- [Dataset rows about figures]:
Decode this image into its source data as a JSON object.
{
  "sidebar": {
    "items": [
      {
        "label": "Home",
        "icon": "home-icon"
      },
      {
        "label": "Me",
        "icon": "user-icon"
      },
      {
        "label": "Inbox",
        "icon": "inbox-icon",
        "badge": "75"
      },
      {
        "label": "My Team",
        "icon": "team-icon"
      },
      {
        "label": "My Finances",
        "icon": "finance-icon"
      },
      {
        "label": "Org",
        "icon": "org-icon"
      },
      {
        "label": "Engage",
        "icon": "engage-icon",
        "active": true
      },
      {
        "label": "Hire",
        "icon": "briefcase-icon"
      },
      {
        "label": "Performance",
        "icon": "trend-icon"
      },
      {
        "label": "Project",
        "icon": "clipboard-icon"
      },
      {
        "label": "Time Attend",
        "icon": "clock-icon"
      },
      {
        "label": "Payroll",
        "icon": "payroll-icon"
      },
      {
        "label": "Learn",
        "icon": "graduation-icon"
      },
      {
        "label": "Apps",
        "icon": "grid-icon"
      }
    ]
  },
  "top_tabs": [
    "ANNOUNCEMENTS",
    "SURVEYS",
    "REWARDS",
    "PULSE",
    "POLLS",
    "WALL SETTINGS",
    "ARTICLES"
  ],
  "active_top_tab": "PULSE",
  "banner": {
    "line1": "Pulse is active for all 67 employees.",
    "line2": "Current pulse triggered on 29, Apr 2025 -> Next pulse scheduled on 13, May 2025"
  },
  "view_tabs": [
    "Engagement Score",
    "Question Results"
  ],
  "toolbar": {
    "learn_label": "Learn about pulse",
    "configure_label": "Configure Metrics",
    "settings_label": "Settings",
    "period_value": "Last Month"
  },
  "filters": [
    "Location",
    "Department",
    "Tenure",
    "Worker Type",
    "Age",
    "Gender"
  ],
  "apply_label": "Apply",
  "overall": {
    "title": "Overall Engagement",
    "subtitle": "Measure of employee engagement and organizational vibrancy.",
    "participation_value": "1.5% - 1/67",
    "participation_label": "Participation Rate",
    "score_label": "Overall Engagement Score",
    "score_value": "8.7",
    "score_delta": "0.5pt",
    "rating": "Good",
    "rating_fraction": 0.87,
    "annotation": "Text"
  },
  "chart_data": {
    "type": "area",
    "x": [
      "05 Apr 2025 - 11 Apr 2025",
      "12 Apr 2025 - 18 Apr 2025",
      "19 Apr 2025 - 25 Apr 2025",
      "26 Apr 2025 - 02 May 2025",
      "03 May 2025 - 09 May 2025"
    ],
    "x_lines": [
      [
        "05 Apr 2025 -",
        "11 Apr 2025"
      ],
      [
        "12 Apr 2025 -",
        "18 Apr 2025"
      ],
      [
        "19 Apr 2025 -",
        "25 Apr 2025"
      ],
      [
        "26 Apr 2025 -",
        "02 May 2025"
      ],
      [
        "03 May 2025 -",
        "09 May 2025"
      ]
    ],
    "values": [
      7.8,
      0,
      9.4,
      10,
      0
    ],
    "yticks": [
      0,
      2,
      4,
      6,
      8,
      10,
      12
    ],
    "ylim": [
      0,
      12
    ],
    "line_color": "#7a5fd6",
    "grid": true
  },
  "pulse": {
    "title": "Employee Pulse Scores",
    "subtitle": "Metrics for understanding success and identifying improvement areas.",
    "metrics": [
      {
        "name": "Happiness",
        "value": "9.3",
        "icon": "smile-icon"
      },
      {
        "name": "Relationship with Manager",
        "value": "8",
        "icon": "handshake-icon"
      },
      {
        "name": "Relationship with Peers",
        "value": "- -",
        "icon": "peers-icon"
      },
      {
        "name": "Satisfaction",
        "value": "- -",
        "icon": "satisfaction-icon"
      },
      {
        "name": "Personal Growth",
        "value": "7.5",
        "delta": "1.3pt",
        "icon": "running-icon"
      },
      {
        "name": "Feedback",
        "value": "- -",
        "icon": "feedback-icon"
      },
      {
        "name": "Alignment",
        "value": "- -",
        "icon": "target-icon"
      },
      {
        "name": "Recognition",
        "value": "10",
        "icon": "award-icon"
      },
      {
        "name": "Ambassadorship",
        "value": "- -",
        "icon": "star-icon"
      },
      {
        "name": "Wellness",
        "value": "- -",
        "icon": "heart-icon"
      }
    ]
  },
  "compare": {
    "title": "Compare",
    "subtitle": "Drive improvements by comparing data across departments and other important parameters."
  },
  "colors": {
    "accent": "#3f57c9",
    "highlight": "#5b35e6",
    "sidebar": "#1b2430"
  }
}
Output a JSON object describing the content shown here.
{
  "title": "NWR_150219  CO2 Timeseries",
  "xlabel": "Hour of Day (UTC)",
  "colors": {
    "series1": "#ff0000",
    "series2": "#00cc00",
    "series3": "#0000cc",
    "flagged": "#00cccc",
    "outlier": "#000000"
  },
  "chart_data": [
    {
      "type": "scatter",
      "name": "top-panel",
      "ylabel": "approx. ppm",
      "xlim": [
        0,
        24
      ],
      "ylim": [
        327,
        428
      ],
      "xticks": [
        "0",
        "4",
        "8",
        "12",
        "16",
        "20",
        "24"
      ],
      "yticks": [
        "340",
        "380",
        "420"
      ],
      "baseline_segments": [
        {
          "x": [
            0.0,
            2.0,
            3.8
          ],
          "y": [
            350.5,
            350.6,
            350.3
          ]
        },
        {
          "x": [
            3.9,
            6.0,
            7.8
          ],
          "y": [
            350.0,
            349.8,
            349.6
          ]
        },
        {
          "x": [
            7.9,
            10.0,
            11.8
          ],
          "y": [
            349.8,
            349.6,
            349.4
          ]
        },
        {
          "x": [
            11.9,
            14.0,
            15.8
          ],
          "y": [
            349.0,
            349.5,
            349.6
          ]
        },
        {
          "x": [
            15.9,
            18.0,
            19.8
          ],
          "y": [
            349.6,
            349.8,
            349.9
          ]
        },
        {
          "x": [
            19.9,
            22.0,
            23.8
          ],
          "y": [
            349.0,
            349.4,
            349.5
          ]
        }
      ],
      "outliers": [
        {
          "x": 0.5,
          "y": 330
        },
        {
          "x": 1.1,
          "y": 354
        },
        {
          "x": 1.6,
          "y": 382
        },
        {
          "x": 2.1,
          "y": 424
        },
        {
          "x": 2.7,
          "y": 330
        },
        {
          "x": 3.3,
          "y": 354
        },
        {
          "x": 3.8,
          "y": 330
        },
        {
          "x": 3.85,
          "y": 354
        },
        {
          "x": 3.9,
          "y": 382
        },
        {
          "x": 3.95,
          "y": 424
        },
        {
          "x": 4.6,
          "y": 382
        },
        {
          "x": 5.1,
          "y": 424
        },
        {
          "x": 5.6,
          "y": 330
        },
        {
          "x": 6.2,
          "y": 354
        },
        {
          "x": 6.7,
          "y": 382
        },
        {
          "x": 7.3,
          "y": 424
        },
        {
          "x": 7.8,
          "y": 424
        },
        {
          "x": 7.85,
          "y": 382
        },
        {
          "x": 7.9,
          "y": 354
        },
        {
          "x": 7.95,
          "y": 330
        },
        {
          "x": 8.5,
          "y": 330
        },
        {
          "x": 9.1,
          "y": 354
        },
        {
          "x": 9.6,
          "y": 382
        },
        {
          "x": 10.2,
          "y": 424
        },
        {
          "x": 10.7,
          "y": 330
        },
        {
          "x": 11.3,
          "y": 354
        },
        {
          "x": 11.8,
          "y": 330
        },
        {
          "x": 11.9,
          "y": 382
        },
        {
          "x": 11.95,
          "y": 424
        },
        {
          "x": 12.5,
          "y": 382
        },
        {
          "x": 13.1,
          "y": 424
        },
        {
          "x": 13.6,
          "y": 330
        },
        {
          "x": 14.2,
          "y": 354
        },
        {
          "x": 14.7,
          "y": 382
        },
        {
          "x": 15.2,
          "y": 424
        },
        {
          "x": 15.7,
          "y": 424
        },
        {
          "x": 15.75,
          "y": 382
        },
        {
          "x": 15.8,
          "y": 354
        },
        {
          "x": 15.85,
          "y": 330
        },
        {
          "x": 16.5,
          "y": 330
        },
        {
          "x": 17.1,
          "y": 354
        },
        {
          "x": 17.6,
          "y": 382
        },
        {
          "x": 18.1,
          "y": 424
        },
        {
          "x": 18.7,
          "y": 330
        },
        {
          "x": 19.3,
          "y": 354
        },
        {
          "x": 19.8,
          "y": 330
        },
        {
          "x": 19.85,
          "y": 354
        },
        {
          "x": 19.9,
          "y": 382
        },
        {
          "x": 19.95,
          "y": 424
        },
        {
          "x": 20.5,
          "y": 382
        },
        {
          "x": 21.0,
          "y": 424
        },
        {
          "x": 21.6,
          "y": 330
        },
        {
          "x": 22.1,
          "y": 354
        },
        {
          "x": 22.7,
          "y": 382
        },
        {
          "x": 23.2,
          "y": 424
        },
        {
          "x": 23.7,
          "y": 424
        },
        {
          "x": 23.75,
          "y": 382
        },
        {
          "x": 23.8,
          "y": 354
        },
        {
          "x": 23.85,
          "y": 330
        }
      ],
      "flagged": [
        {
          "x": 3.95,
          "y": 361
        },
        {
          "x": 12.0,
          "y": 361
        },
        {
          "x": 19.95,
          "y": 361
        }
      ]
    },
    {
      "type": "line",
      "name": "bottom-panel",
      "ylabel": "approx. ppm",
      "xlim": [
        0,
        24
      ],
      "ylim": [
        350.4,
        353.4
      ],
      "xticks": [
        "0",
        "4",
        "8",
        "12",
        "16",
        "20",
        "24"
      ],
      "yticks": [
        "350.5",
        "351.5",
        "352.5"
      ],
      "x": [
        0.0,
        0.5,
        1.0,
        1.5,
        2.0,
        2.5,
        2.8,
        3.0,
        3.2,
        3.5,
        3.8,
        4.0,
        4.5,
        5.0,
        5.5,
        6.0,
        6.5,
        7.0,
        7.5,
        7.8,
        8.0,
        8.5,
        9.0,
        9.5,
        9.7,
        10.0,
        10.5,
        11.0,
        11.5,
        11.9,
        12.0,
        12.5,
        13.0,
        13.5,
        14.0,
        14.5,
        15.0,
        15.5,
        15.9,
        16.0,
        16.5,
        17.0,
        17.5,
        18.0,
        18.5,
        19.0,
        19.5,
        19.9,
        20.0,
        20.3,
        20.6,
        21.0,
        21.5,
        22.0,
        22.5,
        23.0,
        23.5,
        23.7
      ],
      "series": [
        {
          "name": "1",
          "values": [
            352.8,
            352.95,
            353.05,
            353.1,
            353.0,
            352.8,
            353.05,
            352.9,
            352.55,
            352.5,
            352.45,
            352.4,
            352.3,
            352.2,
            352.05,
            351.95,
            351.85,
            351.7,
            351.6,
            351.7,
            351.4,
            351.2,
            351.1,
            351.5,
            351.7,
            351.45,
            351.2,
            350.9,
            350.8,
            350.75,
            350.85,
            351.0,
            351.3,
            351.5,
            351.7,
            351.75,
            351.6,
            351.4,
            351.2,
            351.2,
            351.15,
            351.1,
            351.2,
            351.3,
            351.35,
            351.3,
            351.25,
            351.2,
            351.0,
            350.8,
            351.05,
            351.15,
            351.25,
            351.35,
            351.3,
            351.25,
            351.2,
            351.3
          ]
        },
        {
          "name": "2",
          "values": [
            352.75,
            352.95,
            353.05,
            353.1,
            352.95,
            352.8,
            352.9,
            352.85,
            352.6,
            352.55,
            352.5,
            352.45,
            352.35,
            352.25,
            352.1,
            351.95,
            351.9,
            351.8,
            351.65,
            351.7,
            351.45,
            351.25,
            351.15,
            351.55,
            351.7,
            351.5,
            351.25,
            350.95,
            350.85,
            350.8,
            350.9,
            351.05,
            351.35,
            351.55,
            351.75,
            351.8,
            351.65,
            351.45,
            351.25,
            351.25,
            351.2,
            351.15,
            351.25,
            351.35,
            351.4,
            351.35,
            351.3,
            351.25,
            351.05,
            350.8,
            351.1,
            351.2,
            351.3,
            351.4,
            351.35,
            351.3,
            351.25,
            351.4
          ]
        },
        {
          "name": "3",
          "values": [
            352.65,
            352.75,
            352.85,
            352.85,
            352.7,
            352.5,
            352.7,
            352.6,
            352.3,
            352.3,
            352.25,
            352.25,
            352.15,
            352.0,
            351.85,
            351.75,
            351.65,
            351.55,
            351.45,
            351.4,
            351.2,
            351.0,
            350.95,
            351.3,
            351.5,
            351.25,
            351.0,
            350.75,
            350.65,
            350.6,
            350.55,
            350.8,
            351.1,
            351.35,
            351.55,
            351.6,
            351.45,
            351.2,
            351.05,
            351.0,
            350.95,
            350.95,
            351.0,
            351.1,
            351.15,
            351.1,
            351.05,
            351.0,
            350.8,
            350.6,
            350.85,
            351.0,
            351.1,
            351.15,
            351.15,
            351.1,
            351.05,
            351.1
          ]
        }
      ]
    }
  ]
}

- [Aim of the exercise]: How many lines of these entries contain "Learn"? Answer with the number and nothing else.

- [Written response]: 2